[Written problem] Go through the entries below and collect each line with the string "Count" in it.

═══ Material supplied

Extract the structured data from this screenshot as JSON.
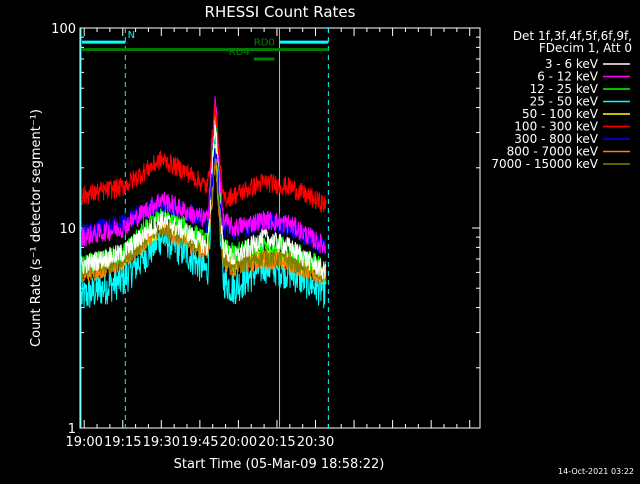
{
  "chart_data": {
    "type": "line",
    "title": "RHESSI Count Rates",
    "xlabel": "Start Time (05-Mar-09 18:58:22)",
    "ylabel": "Count Rate (s⁻¹ detector segment⁻¹)",
    "y_scale": "log",
    "ylim": [
      1,
      100
    ],
    "xlim": [
      "18:58:22",
      "21:34:00"
    ],
    "x_ticks": [
      "19:00",
      "19:15",
      "19:30",
      "19:45",
      "20:00",
      "20:15",
      "20:30"
    ],
    "y_ticks": [
      "1",
      "10",
      "100"
    ],
    "legend_header": [
      "Det 1f,3f,4f,5f,6f,9f,",
      "FDecim 1, Att 0"
    ],
    "legend_position": "right",
    "footer_timestamp": "14-Oct-2021 03:22",
    "series": [
      {
        "name": "3 - 6 keV",
        "color": "#ffffff",
        "x": [
          "18:59",
          "19:15",
          "19:30",
          "19:40",
          "19:48",
          "19:51",
          "19:54",
          "19:58",
          "20:10",
          "20:20",
          "20:34"
        ],
        "values": [
          6.5,
          7.5,
          11,
          9.5,
          8,
          35,
          8,
          7,
          9,
          8,
          6
        ]
      },
      {
        "name": "6 - 12 keV",
        "color": "#ff00ff",
        "x": [
          "18:59",
          "19:15",
          "19:30",
          "19:40",
          "19:48",
          "19:51",
          "19:54",
          "19:58",
          "20:10",
          "20:20",
          "20:34"
        ],
        "values": [
          9,
          10,
          14,
          12,
          11,
          45,
          11,
          10,
          11,
          10.5,
          8
        ]
      },
      {
        "name": "12 - 25 keV",
        "color": "#00ff00",
        "x": [
          "18:59",
          "19:15",
          "19:30",
          "19:40",
          "19:48",
          "19:51",
          "19:54",
          "19:58",
          "20:10",
          "20:20",
          "20:34"
        ],
        "values": [
          6.5,
          7.5,
          12,
          10,
          8.5,
          40,
          8,
          7.5,
          8.5,
          8,
          6.2
        ]
      },
      {
        "name": "25 - 50 keV",
        "color": "#00ffff",
        "x": [
          "18:59",
          "19:15",
          "19:30",
          "19:40",
          "19:48",
          "19:51",
          "19:54",
          "19:58",
          "20:10",
          "20:20",
          "20:34"
        ],
        "values": [
          4.5,
          5.5,
          9,
          7.5,
          6,
          30,
          5.5,
          5,
          6.5,
          6,
          4.8
        ]
      },
      {
        "name": "50 - 100 keV",
        "color": "#ffff00",
        "x": [
          "18:59",
          "19:15",
          "19:30",
          "19:40",
          "19:48",
          "19:51",
          "19:54",
          "19:58",
          "20:10",
          "20:20",
          "20:34"
        ],
        "values": [
          6,
          7,
          10.5,
          9,
          8,
          28,
          7.5,
          6.5,
          7.5,
          7,
          5.8
        ]
      },
      {
        "name": "100 - 300 keV",
        "color": "#ff0000",
        "x": [
          "18:59",
          "19:15",
          "19:30",
          "19:40",
          "19:48",
          "19:51",
          "19:54",
          "19:58",
          "20:10",
          "20:20",
          "20:34"
        ],
        "values": [
          14.5,
          16,
          22,
          19,
          16,
          40,
          14,
          14.5,
          17,
          16,
          13
        ]
      },
      {
        "name": "300 - 800 keV",
        "color": "#0000ff",
        "x": [
          "18:59",
          "19:15",
          "19:30",
          "19:40",
          "19:48",
          "19:51",
          "19:54",
          "19:58",
          "20:10",
          "20:20",
          "20:34"
        ],
        "values": [
          9.5,
          10.5,
          13.5,
          12,
          10.5,
          25,
          10,
          9.5,
          11,
          10,
          8
        ]
      },
      {
        "name": "800 - 7000 keV",
        "color": "#ff8000",
        "x": [
          "18:59",
          "19:15",
          "19:30",
          "19:40",
          "19:48",
          "19:51",
          "19:54",
          "19:58",
          "20:10",
          "20:20",
          "20:34"
        ],
        "values": [
          5.8,
          6.8,
          10,
          8.5,
          7.5,
          22,
          7,
          6.3,
          7,
          6.7,
          5.6
        ]
      },
      {
        "name": "7000 - 15000 keV",
        "color": "#808000",
        "x": [
          "18:59",
          "19:15",
          "19:30",
          "19:40",
          "19:48",
          "19:51",
          "19:54",
          "19:58",
          "20:10",
          "20:20",
          "20:34"
        ],
        "values": [
          6,
          7,
          10.2,
          8.8,
          7.8,
          23,
          7.2,
          6.5,
          7.2,
          6.9,
          5.8
        ]
      }
    ],
    "state_bars": [
      {
        "label": "N",
        "color": "#00ffff",
        "start": "18:58",
        "end": "19:16",
        "y": 85
      },
      {
        "label": "",
        "color": "#00ffff",
        "start": "20:16",
        "end": "20:35",
        "y": 85
      },
      {
        "label": "RD0",
        "color": "#008000",
        "start": "18:58",
        "end": "20:35",
        "y": 78
      },
      {
        "label": "RD4",
        "color": "#008000",
        "start": "20:06",
        "end": "20:14",
        "y": 70
      }
    ],
    "vertical_markers": [
      {
        "time": "18:58:22",
        "style": "solid",
        "color": "#00ffff"
      },
      {
        "time": "19:16",
        "style": "dashed",
        "color": "#00ffff"
      },
      {
        "time": "20:16",
        "style": "solid",
        "color": "#00ffff"
      },
      {
        "time": "20:35",
        "style": "dashed",
        "color": "#00ffff"
      }
    ]
  }
}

══════

[Output of the exercise]
    "title": "RHESSI Count Rates",
    "ylabel": "Count Rate (s⁻¹ detector segment⁻¹)",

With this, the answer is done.